━━ INPUT FOR THIS TASK ━━
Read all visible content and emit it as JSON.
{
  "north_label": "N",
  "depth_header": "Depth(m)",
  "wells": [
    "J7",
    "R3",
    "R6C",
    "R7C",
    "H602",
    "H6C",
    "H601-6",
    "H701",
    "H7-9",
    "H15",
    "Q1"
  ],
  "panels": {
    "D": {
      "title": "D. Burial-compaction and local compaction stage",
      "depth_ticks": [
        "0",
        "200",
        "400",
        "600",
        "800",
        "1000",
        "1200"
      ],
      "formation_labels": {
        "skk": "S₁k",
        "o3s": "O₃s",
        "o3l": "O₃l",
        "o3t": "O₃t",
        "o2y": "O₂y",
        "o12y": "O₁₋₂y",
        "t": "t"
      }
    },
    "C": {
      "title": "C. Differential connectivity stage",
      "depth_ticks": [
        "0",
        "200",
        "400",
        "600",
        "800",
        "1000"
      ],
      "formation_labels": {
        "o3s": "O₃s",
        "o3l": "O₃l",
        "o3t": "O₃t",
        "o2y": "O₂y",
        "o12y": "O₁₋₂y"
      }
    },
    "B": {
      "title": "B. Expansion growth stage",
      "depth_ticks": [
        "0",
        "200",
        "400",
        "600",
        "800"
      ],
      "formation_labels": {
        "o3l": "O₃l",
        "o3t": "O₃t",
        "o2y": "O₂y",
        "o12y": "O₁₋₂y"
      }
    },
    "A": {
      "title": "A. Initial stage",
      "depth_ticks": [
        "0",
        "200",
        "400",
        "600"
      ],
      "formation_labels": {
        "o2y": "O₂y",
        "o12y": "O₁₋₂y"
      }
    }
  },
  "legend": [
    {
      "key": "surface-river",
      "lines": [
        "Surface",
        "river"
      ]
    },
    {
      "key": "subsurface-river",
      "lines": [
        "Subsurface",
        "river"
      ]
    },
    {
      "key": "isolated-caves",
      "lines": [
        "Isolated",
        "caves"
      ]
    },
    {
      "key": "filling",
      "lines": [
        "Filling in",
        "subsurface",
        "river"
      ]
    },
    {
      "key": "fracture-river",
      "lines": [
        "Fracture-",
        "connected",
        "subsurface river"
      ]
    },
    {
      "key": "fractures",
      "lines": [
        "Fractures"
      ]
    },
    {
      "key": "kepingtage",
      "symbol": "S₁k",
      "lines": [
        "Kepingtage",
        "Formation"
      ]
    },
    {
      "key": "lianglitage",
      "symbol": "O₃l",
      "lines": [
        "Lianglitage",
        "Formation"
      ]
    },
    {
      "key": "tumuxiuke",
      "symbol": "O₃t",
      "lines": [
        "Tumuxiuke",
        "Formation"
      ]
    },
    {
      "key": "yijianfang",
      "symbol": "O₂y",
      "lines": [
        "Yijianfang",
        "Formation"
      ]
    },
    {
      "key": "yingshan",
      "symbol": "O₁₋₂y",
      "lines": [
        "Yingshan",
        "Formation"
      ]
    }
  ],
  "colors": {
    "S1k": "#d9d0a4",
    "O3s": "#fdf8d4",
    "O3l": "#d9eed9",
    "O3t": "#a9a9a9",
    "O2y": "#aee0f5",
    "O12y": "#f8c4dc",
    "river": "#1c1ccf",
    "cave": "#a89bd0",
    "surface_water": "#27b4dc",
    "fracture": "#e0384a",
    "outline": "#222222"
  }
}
━━━
> PROBLEM DETAILS: Each line in the entries above that includes the string "title" should be extracted.

> EXERCISE RESULT:
      "title": "D. Burial-compaction and local compaction stage",
      "title": "C. Differential connectivity stage",
      "title": "B. Expansion growth stage",
      "title": "A. Initial stage",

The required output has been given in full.